Some records
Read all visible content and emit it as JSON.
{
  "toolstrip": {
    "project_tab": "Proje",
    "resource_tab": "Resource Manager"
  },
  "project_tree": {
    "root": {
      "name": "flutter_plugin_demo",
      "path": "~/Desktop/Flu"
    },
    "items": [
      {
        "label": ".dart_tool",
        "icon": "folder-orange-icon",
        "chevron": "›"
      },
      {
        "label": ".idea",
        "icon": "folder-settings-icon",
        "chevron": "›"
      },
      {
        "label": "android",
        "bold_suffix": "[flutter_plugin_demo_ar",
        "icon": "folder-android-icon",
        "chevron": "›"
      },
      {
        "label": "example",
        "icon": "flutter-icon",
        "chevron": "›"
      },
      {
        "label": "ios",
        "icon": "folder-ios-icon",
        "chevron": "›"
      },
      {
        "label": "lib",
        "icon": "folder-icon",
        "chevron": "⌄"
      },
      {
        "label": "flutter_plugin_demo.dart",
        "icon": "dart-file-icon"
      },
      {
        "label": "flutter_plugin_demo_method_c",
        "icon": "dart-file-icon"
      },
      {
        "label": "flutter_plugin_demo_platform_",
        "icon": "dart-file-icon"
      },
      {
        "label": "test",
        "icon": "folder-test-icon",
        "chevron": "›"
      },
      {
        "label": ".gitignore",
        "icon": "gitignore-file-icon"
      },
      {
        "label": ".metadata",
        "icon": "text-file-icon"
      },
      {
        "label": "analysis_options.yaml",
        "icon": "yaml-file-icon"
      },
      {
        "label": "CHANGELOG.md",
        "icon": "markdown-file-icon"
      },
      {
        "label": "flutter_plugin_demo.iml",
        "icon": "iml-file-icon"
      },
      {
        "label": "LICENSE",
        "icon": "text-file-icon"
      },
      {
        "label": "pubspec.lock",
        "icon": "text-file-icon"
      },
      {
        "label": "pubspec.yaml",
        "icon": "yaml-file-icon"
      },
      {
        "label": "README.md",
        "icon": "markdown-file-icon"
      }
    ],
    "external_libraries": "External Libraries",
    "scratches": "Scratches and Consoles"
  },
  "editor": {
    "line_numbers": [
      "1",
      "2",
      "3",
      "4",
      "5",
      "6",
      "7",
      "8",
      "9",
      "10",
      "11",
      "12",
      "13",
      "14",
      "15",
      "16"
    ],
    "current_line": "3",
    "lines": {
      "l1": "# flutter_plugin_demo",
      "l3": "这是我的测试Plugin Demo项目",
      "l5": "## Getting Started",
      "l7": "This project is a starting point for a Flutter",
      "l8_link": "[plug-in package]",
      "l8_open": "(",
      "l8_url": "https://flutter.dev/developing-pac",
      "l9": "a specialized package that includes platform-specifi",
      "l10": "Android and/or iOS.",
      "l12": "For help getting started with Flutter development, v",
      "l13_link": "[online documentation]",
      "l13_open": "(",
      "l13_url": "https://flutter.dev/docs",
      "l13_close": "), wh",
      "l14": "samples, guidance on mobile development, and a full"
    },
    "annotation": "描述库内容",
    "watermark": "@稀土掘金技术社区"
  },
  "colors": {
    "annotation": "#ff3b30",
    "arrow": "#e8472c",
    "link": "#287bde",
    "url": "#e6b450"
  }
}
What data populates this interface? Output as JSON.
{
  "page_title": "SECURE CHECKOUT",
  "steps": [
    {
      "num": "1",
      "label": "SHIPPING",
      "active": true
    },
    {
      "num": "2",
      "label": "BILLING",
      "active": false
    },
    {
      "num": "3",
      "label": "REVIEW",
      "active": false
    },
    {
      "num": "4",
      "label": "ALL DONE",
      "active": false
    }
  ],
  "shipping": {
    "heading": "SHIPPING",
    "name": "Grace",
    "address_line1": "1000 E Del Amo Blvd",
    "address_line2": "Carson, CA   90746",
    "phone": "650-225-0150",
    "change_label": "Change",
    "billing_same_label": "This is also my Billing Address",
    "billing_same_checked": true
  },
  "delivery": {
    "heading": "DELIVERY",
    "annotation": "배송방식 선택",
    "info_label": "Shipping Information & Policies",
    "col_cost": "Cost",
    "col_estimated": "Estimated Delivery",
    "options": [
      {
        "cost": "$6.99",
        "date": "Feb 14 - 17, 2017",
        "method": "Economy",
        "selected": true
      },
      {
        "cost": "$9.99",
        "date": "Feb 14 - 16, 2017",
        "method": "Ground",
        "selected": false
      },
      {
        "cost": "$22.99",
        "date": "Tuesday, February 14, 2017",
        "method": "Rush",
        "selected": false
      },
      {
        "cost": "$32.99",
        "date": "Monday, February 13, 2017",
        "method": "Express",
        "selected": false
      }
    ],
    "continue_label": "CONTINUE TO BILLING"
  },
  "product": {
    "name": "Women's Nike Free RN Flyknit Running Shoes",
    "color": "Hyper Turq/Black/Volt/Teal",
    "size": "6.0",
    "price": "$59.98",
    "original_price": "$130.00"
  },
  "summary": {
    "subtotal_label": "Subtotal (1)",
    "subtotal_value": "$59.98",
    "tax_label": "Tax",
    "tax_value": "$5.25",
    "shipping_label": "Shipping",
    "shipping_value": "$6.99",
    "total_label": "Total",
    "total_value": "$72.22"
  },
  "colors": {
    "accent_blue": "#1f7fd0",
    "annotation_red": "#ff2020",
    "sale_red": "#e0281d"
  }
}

EXERCISE PROMPT:
Pick out the lines above that hold the string "gitignore" and show them.

ANSWER TO THE PROBLEM:
        "label": ".gitignore",
        "icon": "gitignore-file-icon"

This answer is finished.